_EXERCISE DIRECTIONS_
Show each line that has the string "name" in it.

_RECORDS FOR PROCESSING_

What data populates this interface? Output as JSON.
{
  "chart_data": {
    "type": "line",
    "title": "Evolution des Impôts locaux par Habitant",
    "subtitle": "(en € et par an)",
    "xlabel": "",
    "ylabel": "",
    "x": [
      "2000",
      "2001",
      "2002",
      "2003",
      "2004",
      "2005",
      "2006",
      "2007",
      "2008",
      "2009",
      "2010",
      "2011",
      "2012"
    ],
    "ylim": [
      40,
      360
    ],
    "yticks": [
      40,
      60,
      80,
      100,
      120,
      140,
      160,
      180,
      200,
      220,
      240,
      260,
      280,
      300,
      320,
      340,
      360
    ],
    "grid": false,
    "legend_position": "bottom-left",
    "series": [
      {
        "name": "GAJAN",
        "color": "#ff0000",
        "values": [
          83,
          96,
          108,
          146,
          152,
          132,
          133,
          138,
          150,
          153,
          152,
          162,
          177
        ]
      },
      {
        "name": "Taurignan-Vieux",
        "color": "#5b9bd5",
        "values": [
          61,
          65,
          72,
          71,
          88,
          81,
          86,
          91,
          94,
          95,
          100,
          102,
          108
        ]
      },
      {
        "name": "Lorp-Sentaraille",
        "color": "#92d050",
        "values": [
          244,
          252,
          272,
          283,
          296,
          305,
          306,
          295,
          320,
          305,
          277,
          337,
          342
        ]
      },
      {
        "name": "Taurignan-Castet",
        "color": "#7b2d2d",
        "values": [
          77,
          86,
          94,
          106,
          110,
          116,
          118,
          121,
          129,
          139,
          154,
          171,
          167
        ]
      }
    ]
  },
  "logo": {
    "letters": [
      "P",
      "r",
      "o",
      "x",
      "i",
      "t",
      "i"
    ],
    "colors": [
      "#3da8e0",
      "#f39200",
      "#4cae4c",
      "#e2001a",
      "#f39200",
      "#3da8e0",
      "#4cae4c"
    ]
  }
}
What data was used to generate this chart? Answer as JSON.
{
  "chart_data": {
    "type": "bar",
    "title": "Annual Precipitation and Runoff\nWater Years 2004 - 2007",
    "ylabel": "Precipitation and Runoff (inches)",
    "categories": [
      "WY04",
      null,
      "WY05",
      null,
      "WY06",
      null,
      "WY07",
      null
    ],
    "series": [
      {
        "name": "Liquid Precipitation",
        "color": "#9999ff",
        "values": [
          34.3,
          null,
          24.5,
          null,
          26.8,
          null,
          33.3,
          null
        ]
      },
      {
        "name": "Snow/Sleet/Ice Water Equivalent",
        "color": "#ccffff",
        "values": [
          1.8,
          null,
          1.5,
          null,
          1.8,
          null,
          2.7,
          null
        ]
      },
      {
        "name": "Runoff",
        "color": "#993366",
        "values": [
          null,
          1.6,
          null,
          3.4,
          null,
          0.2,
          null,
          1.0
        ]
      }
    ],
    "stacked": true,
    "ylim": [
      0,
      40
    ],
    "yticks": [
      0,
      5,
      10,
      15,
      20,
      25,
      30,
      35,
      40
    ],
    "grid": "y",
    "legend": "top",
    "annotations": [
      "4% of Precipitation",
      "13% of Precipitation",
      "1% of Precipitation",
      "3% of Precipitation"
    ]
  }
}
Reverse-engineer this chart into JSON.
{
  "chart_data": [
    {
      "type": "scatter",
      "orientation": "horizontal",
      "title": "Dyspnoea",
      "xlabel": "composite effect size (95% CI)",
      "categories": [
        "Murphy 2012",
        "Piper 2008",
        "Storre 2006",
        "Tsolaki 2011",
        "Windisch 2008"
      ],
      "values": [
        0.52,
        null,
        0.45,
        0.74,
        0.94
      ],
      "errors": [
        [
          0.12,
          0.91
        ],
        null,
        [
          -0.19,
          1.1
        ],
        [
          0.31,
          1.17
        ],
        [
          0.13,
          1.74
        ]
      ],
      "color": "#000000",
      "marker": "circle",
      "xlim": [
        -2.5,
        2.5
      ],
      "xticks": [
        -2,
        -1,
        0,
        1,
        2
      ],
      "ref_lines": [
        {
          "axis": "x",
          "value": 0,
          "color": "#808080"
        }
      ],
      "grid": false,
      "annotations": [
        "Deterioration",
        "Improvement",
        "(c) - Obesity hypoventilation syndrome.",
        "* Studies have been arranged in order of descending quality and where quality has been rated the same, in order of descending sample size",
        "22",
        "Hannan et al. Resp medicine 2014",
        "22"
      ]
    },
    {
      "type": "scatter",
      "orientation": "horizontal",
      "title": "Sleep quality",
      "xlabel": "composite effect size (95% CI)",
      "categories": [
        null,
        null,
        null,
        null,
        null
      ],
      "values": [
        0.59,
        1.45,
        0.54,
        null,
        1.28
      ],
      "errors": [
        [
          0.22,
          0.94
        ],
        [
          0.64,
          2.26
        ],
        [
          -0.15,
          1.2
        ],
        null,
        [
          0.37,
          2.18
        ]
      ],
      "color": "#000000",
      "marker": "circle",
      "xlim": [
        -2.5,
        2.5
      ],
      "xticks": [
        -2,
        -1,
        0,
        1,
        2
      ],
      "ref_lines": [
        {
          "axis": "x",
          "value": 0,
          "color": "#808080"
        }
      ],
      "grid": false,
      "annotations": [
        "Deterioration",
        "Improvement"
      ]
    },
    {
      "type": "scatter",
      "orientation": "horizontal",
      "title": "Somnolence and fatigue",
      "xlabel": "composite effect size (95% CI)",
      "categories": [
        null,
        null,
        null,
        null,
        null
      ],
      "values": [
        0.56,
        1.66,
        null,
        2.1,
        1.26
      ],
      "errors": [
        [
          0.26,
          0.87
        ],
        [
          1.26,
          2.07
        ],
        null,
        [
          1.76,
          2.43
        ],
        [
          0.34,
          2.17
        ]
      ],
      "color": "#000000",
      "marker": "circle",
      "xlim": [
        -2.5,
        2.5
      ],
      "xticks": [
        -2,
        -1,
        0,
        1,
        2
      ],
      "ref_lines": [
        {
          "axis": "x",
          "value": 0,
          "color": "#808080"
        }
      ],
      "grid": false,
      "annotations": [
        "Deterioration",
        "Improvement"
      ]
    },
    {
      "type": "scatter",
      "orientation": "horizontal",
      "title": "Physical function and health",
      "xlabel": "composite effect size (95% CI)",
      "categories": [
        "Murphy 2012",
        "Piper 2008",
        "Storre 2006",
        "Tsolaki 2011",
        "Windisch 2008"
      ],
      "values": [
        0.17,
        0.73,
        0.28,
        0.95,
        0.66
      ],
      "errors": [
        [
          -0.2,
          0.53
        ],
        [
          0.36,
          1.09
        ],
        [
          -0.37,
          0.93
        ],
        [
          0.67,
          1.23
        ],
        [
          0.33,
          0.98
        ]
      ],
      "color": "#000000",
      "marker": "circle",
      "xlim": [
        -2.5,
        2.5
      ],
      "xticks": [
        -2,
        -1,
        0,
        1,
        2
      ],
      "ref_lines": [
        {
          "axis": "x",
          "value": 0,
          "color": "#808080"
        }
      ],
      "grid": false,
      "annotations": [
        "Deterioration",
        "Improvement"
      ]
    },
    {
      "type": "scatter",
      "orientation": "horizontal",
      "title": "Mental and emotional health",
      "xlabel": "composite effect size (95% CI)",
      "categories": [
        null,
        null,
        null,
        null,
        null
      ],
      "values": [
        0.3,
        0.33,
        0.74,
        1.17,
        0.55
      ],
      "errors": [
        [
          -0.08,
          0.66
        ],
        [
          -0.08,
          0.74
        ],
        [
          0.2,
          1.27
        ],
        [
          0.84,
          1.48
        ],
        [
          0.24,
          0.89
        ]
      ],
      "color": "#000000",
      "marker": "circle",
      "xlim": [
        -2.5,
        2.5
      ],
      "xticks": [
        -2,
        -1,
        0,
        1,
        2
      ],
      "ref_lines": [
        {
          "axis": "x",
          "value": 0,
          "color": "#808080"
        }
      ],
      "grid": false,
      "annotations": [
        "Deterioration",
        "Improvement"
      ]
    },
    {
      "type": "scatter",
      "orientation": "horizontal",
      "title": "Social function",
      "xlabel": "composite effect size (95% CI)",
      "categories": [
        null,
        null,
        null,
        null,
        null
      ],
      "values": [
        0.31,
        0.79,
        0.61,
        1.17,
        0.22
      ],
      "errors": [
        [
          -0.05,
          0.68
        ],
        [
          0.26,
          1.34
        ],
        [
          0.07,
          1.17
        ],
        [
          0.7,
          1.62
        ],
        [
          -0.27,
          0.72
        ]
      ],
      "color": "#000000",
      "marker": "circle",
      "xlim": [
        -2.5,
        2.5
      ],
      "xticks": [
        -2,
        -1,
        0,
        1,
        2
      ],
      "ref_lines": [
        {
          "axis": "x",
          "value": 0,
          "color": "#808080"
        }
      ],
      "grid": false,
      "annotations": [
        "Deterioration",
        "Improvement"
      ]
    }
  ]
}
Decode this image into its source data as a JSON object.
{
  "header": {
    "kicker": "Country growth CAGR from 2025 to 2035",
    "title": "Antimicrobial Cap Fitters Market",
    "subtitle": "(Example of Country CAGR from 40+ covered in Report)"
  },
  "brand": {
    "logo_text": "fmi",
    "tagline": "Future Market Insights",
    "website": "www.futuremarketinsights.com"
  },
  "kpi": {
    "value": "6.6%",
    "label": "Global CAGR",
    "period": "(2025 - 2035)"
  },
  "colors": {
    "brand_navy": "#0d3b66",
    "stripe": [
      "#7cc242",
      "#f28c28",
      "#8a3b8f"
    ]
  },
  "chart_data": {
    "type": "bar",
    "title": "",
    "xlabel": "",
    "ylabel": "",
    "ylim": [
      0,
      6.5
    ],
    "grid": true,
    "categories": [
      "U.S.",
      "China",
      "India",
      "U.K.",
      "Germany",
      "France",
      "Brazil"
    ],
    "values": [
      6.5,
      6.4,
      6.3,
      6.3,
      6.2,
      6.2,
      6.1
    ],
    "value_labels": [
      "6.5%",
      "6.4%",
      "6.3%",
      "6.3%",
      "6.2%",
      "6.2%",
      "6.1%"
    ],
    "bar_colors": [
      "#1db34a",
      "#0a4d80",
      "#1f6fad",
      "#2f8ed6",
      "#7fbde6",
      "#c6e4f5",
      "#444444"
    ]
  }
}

_ANSWER TO THIS EXERCISE_
        "name": "GAJAN",
        "name": "Taurignan-Vieux",
        "name": "Lorp-Sentaraille",
        "name": "Taurignan-Castet",
        "name": "Liquid Precipitation",
        "name": "Snow/Sleet/Ice Water Equivalent",
        "name": "Runoff",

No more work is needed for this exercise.